◆ Data rows:
□ □ □

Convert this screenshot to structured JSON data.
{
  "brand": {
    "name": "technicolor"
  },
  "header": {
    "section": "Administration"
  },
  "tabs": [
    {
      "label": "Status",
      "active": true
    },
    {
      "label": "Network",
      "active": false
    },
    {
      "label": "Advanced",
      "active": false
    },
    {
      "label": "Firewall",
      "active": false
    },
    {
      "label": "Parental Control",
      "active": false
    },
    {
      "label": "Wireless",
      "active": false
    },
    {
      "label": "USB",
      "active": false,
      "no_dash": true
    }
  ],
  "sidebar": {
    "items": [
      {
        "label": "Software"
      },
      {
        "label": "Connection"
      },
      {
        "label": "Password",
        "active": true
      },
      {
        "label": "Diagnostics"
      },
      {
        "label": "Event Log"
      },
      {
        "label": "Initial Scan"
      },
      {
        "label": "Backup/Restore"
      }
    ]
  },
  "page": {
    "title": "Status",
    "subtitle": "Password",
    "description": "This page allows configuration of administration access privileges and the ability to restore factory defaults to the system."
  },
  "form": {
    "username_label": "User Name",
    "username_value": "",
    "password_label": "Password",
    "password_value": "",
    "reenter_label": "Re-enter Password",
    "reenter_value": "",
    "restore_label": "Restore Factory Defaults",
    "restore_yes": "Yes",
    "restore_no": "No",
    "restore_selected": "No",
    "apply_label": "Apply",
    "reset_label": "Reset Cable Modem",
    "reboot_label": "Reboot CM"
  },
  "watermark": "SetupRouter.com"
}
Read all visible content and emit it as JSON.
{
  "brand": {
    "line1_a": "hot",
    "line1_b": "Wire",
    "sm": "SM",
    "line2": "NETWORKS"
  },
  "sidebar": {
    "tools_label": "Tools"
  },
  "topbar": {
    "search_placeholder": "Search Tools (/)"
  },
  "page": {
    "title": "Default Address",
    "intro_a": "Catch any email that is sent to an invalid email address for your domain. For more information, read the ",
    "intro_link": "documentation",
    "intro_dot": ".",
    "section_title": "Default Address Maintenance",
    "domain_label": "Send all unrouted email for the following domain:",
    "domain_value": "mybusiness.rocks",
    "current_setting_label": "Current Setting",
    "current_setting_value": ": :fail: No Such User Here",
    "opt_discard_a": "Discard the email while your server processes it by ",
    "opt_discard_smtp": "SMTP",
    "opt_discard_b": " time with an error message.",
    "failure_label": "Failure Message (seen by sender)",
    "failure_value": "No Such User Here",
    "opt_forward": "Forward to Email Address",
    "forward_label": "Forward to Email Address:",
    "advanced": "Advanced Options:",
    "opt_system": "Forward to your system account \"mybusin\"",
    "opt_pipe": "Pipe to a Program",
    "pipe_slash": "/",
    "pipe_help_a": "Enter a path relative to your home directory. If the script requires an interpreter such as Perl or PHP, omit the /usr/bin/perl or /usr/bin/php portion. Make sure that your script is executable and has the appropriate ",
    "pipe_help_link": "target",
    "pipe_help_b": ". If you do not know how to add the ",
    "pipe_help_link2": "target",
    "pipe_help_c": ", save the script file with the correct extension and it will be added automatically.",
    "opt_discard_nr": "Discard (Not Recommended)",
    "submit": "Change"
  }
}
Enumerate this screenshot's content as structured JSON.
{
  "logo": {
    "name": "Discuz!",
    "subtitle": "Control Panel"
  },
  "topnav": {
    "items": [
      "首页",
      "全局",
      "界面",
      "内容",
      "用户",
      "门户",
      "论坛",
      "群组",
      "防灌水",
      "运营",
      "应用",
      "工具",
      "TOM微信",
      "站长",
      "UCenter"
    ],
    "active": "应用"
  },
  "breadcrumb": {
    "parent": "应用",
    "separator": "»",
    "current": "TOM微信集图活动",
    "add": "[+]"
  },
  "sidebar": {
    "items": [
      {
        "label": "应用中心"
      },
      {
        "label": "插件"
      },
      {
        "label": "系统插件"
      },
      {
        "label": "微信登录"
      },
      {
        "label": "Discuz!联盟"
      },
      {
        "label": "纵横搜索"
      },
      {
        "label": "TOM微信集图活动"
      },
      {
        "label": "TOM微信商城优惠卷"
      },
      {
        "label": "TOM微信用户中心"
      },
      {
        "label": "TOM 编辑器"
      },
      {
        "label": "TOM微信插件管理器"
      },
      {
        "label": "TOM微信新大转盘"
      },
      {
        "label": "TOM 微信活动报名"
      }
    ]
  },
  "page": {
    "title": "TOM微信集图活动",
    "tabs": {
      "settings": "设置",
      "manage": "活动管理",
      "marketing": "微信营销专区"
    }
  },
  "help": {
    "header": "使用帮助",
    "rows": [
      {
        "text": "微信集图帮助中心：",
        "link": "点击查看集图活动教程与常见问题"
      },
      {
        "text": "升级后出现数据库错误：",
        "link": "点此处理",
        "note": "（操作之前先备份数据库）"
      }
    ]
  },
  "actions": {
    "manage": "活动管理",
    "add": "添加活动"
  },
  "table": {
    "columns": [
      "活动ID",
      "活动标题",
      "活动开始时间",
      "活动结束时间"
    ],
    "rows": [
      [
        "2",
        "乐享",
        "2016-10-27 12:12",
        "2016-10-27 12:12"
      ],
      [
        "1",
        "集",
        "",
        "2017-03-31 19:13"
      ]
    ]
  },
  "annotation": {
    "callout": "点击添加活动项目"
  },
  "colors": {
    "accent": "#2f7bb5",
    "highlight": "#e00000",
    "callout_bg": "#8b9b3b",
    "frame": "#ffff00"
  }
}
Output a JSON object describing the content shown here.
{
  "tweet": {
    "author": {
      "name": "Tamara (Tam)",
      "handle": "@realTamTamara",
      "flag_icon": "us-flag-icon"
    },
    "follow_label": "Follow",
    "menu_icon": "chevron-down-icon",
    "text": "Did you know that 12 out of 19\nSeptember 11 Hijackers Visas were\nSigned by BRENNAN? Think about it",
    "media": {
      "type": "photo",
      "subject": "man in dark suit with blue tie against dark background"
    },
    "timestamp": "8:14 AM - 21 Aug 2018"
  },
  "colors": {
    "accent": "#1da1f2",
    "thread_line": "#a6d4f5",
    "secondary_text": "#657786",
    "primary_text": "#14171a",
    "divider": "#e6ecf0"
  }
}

□ □ □

◆ What to work on:
Each line of the material above needs to be quoted exactly, please.

◆ Task solution:
Convert this screenshot to structured JSON data.
{
  "brand": {
    "name": "technicolor"
  },
  "header": {
    "section": "Administration"
  },
  "tabs": [
    {
      "label": "Status",
      "active": true
    },
    {
      "label": "Network",
      "active": false
    },
    {
      "label": "Advanced",
      "active": false
    },
    {
      "label": "Firewall",
      "active": false
    },
    {
      "label": "Parental Control",
      "active": false
    },
    {
      "label": "Wireless",
      "active": false
    },
    {
      "label": "USB",
      "active": false,
      "no_dash": true
    }
  ],
  "sidebar": {
    "items": [
      {
        "label": "Software"
      },
      {
        "label": "Connection"
      },
      {
        "label": "Password",
        "active": true
      },
      {
        "label": "Diagnostics"
      },
      {
        "label": "Event Log"
      },
      {
        "label": "Initial Scan"
      },
      {
        "label": "Backup/Restore"
      }
    ]
  },
  "page": {
    "title": "Status",
    "subtitle": "Password",
    "description": "This page allows configuration of administration access privileges and the ability to restore factory defaults to the system."
  },
  "form": {
    "username_label": "User Name",
    "username_value": "",
    "password_label": "Password",
    "password_value": "",
    "reenter_label": "Re-enter Password",
    "reenter_value": "",
    "restore_label": "Restore Factory Defaults",
    "restore_yes": "Yes",
    "restore_no": "No",
    "restore_selected": "No",
    "apply_label": "Apply",
    "reset_label": "Reset Cable Modem",
    "reboot_label": "Reboot CM"
  },
  "watermark": "SetupRouter.com"
}
Read all visible content and emit it as JSON.
{
  "brand": {
    "line1_a": "hot",
    "line1_b": "Wire",
    "sm": "SM",
    "line2": "NETWORKS"
  },
  "sidebar": {
    "tools_label": "Tools"
  },
  "topbar": {
    "search_placeholder": "Search Tools (/)"
  },
  "page": {
    "title": "Default Address",
    "intro_a": "Catch any email that is sent to an invalid email address for your domain. For more information, read the ",
    "intro_link": "documentation",
    "intro_dot": ".",
    "section_title": "Default Address Maintenance",
    "domain_label": "Send all unrouted email for the following domain:",
    "domain_value": "mybusiness.rocks",
    "current_setting_label": "Current Setting",
    "current_setting_value": ": :fail: No Such User Here",
    "opt_discard_a": "Discard the email while your server processes it by ",
    "opt_discard_smtp": "SMTP",
    "opt_discard_b": " time with an error message.",
    "failure_label": "Failure Message (seen by sender)",
    "failure_value": "No Such User Here",
    "opt_forward": "Forward to Email Address",
    "forward_label": "Forward to Email Address:",
    "advanced": "Advanced Options:",
    "opt_system": "Forward to your system account \"mybusin\"",
    "opt_pipe": "Pipe to a Program",
    "pipe_slash": "/",
    "pipe_help_a": "Enter a path relative to your home directory. If the script requires an interpreter such as Perl or PHP, omit the /usr/bin/perl or /usr/bin/php portion. Make sure that your script is executable and has the appropriate ",
    "pipe_help_link": "target",
    "pipe_help_b": ". If you do not know how to add the ",
    "pipe_help_link2": "target",
    "pipe_help_c": ", save the script file with the correct extension and it will be added automatically.",
    "opt_discard_nr": "Discard (Not Recommended)",
    "submit": "Change"
  }
}
Enumerate this screenshot's content as structured JSON.
{
  "logo": {
    "name": "Discuz!",
    "subtitle": "Control Panel"
  },
  "topnav": {
    "items": [
      "首页",
      "全局",
      "界面",
      "内容",
      "用户",
      "门户",
      "论坛",
      "群组",
      "防灌水",
      "运营",
      "应用",
      "工具",
      "TOM微信",
      "站长",
      "UCenter"
    ],
    "active": "应用"
  },
  "breadcrumb": {
    "parent": "应用",
    "separator": "»",
    "current": "TOM微信集图活动",
    "add": "[+]"
  },
  "sidebar": {
    "items": [
      {
        "label": "应用中心"
      },
      {
        "label": "插件"
      },
      {
        "label": "系统插件"
      },
      {
        "label": "微信登录"
      },
      {
        "label": "Discuz!联盟"
      },
      {
        "label": "纵横搜索"
      },
      {
        "label": "TOM微信集图活动"
      },
      {
        "label": "TOM微信商城优惠卷"
      },
      {
        "label": "TOM微信用户中心"
      },
      {
        "label": "TOM 编辑器"
      },
      {
        "label": "TOM微信插件管理器"
      },
      {
        "label": "TOM微信新大转盘"
      },
      {
        "label": "TOM 微信活动报名"
      }
    ]
  },
  "page": {
    "title": "TOM微信集图活动",
    "tabs": {
      "settings": "设置",
      "manage": "活动管理",
      "marketing": "微信营销专区"
    }
  },
  "help": {
    "header": "使用帮助",
    "rows": [
      {
        "text": "微信集图帮助中心：",
        "link": "点击查看集图活动教程与常见问题"
      },
      {
        "text": "升级后出现数据库错误：",
        "link": "点此处理",
        "note": "（操作之前先备份数据库）"
      }
    ]
  },
  "actions": {
    "manage": "活动管理",
    "add": "添加活动"
  },
  "table": {
    "columns": [
      "活动ID",
      "活动标题",
      "活动开始时间",
      "活动结束时间"
    ],
    "rows": [
      [
        "2",
        "乐享",
        "2016-10-27 12:12",
        "2016-10-27 12:12"
      ],
      [
        "1",
        "集",
        "",
        "2017-03-31 19:13"
      ]
    ]
  },
  "annotation": {
    "callout": "点击添加活动项目"
  },
  "colors": {
    "accent": "#2f7bb5",
    "highlight": "#e00000",
    "callout_bg": "#8b9b3b",
    "frame": "#ffff00"
  }
}
Output a JSON object describing the content shown here.
{
  "tweet": {
    "author": {
      "name": "Tamara (Tam)",
      "handle": "@realTamTamara",
      "flag_icon": "us-flag-icon"
    },
    "follow_label": "Follow",
    "menu_icon": "chevron-down-icon",
    "text": "Did you know that 12 out of 19\nSeptember 11 Hijackers Visas were\nSigned by BRENNAN? Think about it",
    "media": {
      "type": "photo",
      "subject": "man in dark suit with blue tie against dark background"
    },
    "timestamp": "8:14 AM - 21 Aug 2018"
  },
  "colors": {
    "accent": "#1da1f2",
    "thread_line": "#a6d4f5",
    "secondary_text": "#657786",
    "primary_text": "#14171a",
    "divider": "#e6ecf0"
  }
}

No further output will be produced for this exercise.